* Directions for this task
Images are not part of the copy; transcribe all the data exactly.

* Given data

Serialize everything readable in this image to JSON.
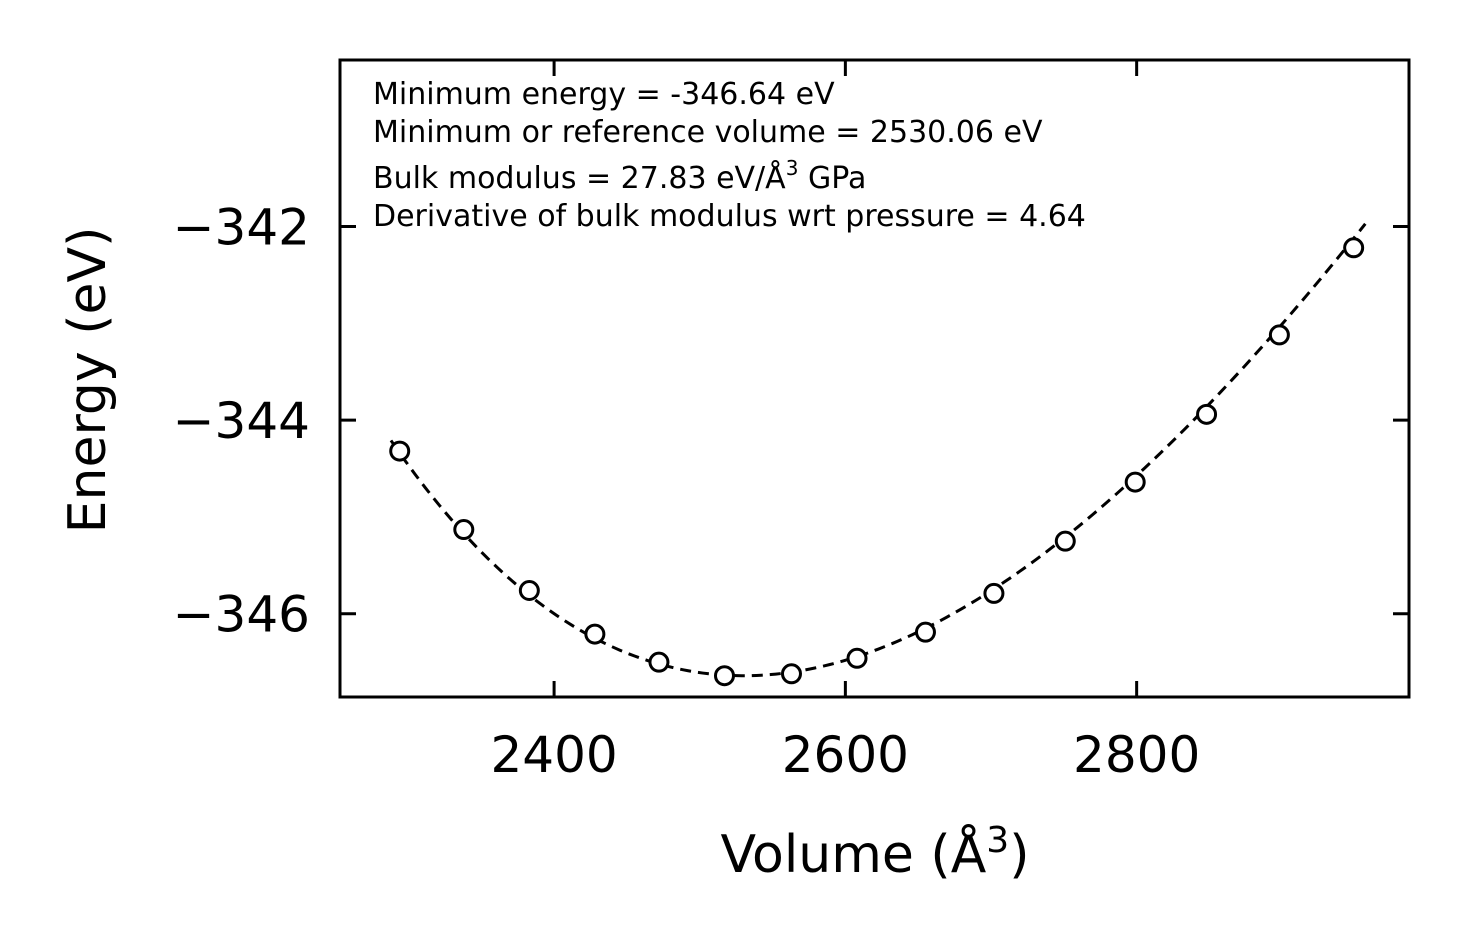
{
  "chart_data": {
    "type": "scatter",
    "title": "",
    "xlabel": "Volume (Å",
    "xlabel_sup": "3",
    "xlabel_end": ")",
    "ylabel": "Energy (eV)",
    "xlim": [
      2253,
      2987
    ],
    "ylim": [
      -346.86,
      -340.28
    ],
    "xticks": [
      2400,
      2600,
      2800
    ],
    "xtick_labels": [
      "2400",
      "2600",
      "2800"
    ],
    "yticks": [
      -342,
      -344,
      -346
    ],
    "ytick_labels": [
      "−342",
      "−344",
      "−346"
    ],
    "grid": false,
    "series": [
      {
        "name": "data",
        "marker": "open-circle",
        "x": [
          2294,
          2338,
          2383,
          2428,
          2472,
          2517,
          2563,
          2608,
          2655,
          2702,
          2751,
          2799,
          2848,
          2898,
          2949
        ],
        "y": [
          -344.32,
          -345.13,
          -345.76,
          -346.21,
          -346.5,
          -346.64,
          -346.62,
          -346.46,
          -346.19,
          -345.79,
          -345.25,
          -344.64,
          -343.94,
          -343.12,
          -342.22
        ]
      },
      {
        "name": "fit",
        "line": "dashed",
        "params": {
          "E0": -346.64,
          "V0": 2530.06,
          "B0": 27.83,
          "B0p": 4.64
        },
        "x_range": [
          2288,
          2957
        ]
      }
    ],
    "annotations": [
      {
        "text": "Minimum energy = -346.64 eV"
      },
      {
        "text": "Minimum or reference volume = 2530.06 eV"
      },
      {
        "text": "Bulk modulus = 27.83 eV/Å",
        "sup": "3",
        "suffix": " GPa"
      },
      {
        "text": "Derivative of bulk modulus wrt pressure = 4.64"
      }
    ]
  }
}
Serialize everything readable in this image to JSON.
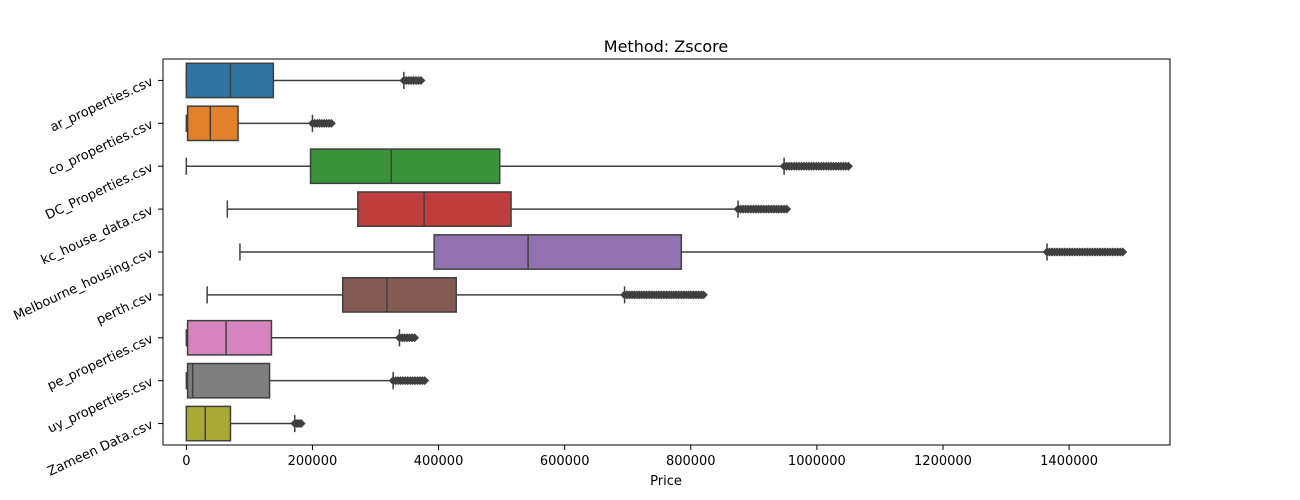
{
  "chart_data": {
    "type": "box",
    "orientation": "horizontal",
    "title": "Method: Zscore",
    "xlabel": "Price",
    "ylabel": "",
    "xlim": [
      -37000,
      1560000
    ],
    "xticks": [
      0,
      200000,
      400000,
      600000,
      800000,
      1000000,
      1200000,
      1400000
    ],
    "xtick_labels": [
      "0",
      "200000",
      "400000",
      "600000",
      "800000",
      "1000000",
      "1200000",
      "1400000"
    ],
    "grid": false,
    "categories": [
      "ar_properties.csv",
      "co_properties.csv",
      "DC_Properties.csv",
      "kc_house_data.csv",
      "Melbourne_housing.csv",
      "perth.csv",
      "pe_properties.csv",
      "uy_properties.csv",
      "Zameen Data.csv"
    ],
    "series": [
      {
        "category": "ar_properties.csv",
        "color": "#3274a1",
        "whisker_low": 0,
        "q1": 0,
        "median": 70000,
        "q3": 138000,
        "whisker_high": 345000,
        "outlier_range": [
          345000,
          372000
        ]
      },
      {
        "category": "co_properties.csv",
        "color": "#e1812c",
        "whisker_low": 0,
        "q1": 2000,
        "median": 38000,
        "q3": 82000,
        "whisker_high": 200000,
        "outlier_range": [
          200000,
          230000
        ]
      },
      {
        "category": "DC_Properties.csv",
        "color": "#3a923a",
        "whisker_low": 0,
        "q1": 197000,
        "median": 325000,
        "q3": 497000,
        "whisker_high": 948000,
        "outlier_range": [
          948000,
          1050000
        ]
      },
      {
        "category": "kc_house_data.csv",
        "color": "#c03d3e",
        "whisker_low": 65000,
        "q1": 272000,
        "median": 377000,
        "q3": 515000,
        "whisker_high": 875000,
        "outlier_range": [
          875000,
          952000
        ]
      },
      {
        "category": "Melbourne_housing.csv",
        "color": "#9372b2",
        "whisker_low": 85000,
        "q1": 393000,
        "median": 542000,
        "q3": 785000,
        "whisker_high": 1365000,
        "outlier_range": [
          1365000,
          1485000
        ]
      },
      {
        "category": "perth.csv",
        "color": "#845b53",
        "whisker_low": 33000,
        "q1": 248000,
        "median": 318000,
        "q3": 428000,
        "whisker_high": 695000,
        "outlier_range": [
          695000,
          820000
        ]
      },
      {
        "category": "pe_properties.csv",
        "color": "#d684bd",
        "whisker_low": 0,
        "q1": 2000,
        "median": 63000,
        "q3": 135000,
        "whisker_high": 338000,
        "outlier_range": [
          338000,
          362000
        ]
      },
      {
        "category": "uy_properties.csv",
        "color": "#7f7f7f",
        "whisker_low": 0,
        "q1": 2000,
        "median": 10000,
        "q3": 132000,
        "whisker_high": 328000,
        "outlier_range": [
          328000,
          378000
        ]
      },
      {
        "category": "Zameen Data.csv",
        "color": "#a9aa35",
        "whisker_low": 0,
        "q1": 0,
        "median": 30000,
        "q3": 70000,
        "whisker_high": 172000,
        "outlier_range": [
          172000,
          182000
        ]
      }
    ]
  }
}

* Worked answer
Serialize everything readable in this image to JSON.
{
  "chart_data": {
    "type": "scatter",
    "title": "",
    "xlabel": "Volume (Å",
    "xlabel_sup": "3",
    "xlabel_end": ")",
    "ylabel": "Energy (eV)",
    "xlim": [
      2253,
      2987
    ],
    "ylim": [
      -346.86,
      -340.28
    ],
    "xticks": [
      2400,
      2600,
      2800
    ],
    "xtick_labels": [
      "2400",
      "2600",
      "2800"
    ],
    "yticks": [
      -342,
      -344,
      -346
    ],
    "ytick_labels": [
      "−342",
      "−344",
      "−346"
    ],
    "grid": false,
    "series": [
      {
        "name": "data",
        "marker": "open-circle",
        "x": [
          2294,
          2338,
          2383,
          2428,
          2472,
          2517,
          2563,
          2608,
          2655,
          2702,
          2751,
          2799,
          2848,
          2898,
          2949
        ],
        "y": [
          -344.32,
          -345.13,
          -345.76,
          -346.21,
          -346.5,
          -346.64,
          -346.62,
          -346.46,
          -346.19,
          -345.79,
          -345.25,
          -344.64,
          -343.94,
          -343.12,
          -342.22
        ]
      },
      {
        "name": "fit",
        "line": "dashed",
        "params": {
          "E0": -346.64,
          "V0": 2530.06,
          "B0": 27.83,
          "B0p": 4.64
        },
        "x_range": [
          2288,
          2957
        ]
      }
    ],
    "annotations": [
      {
        "text": "Minimum energy = -346.64 eV"
      },
      {
        "text": "Minimum or reference volume = 2530.06 eV"
      },
      {
        "text": "Bulk modulus = 27.83 eV/Å",
        "sup": "3",
        "suffix": " GPa"
      },
      {
        "text": "Derivative of bulk modulus wrt pressure = 4.64"
      }
    ]
  }
}
Serialize everything readable in this image to JSON.
{
  "chart_data": {
    "type": "box",
    "orientation": "horizontal",
    "title": "Method: Zscore",
    "xlabel": "Price",
    "ylabel": "",
    "xlim": [
      -37000,
      1560000
    ],
    "xticks": [
      0,
      200000,
      400000,
      600000,
      800000,
      1000000,
      1200000,
      1400000
    ],
    "xtick_labels": [
      "0",
      "200000",
      "400000",
      "600000",
      "800000",
      "1000000",
      "1200000",
      "1400000"
    ],
    "grid": false,
    "categories": [
      "ar_properties.csv",
      "co_properties.csv",
      "DC_Properties.csv",
      "kc_house_data.csv",
      "Melbourne_housing.csv",
      "perth.csv",
      "pe_properties.csv",
      "uy_properties.csv",
      "Zameen Data.csv"
    ],
    "series": [
      {
        "category": "ar_properties.csv",
        "color": "#3274a1",
        "whisker_low": 0,
        "q1": 0,
        "median": 70000,
        "q3": 138000,
        "whisker_high": 345000,
        "outlier_range": [
          345000,
          372000
        ]
      },
      {
        "category": "co_properties.csv",
        "color": "#e1812c",
        "whisker_low": 0,
        "q1": 2000,
        "median": 38000,
        "q3": 82000,
        "whisker_high": 200000,
        "outlier_range": [
          200000,
          230000
        ]
      },
      {
        "category": "DC_Properties.csv",
        "color": "#3a923a",
        "whisker_low": 0,
        "q1": 197000,
        "median": 325000,
        "q3": 497000,
        "whisker_high": 948000,
        "outlier_range": [
          948000,
          1050000
        ]
      },
      {
        "category": "kc_house_data.csv",
        "color": "#c03d3e",
        "whisker_low": 65000,
        "q1": 272000,
        "median": 377000,
        "q3": 515000,
        "whisker_high": 875000,
        "outlier_range": [
          875000,
          952000
        ]
      },
      {
        "category": "Melbourne_housing.csv",
        "color": "#9372b2",
        "whisker_low": 85000,
        "q1": 393000,
        "median": 542000,
        "q3": 785000,
        "whisker_high": 1365000,
        "outlier_range": [
          1365000,
          1485000
        ]
      },
      {
        "category": "perth.csv",
        "color": "#845b53",
        "whisker_low": 33000,
        "q1": 248000,
        "median": 318000,
        "q3": 428000,
        "whisker_high": 695000,
        "outlier_range": [
          695000,
          820000
        ]
      },
      {
        "category": "pe_properties.csv",
        "color": "#d684bd",
        "whisker_low": 0,
        "q1": 2000,
        "median": 63000,
        "q3": 135000,
        "whisker_high": 338000,
        "outlier_range": [
          338000,
          362000
        ]
      },
      {
        "category": "uy_properties.csv",
        "color": "#7f7f7f",
        "whisker_low": 0,
        "q1": 2000,
        "median": 10000,
        "q3": 132000,
        "whisker_high": 328000,
        "outlier_range": [
          328000,
          378000
        ]
      },
      {
        "category": "Zameen Data.csv",
        "color": "#a9aa35",
        "whisker_low": 0,
        "q1": 0,
        "median": 30000,
        "q3": 70000,
        "whisker_high": 172000,
        "outlier_range": [
          172000,
          182000
        ]
      }
    ]
  }
}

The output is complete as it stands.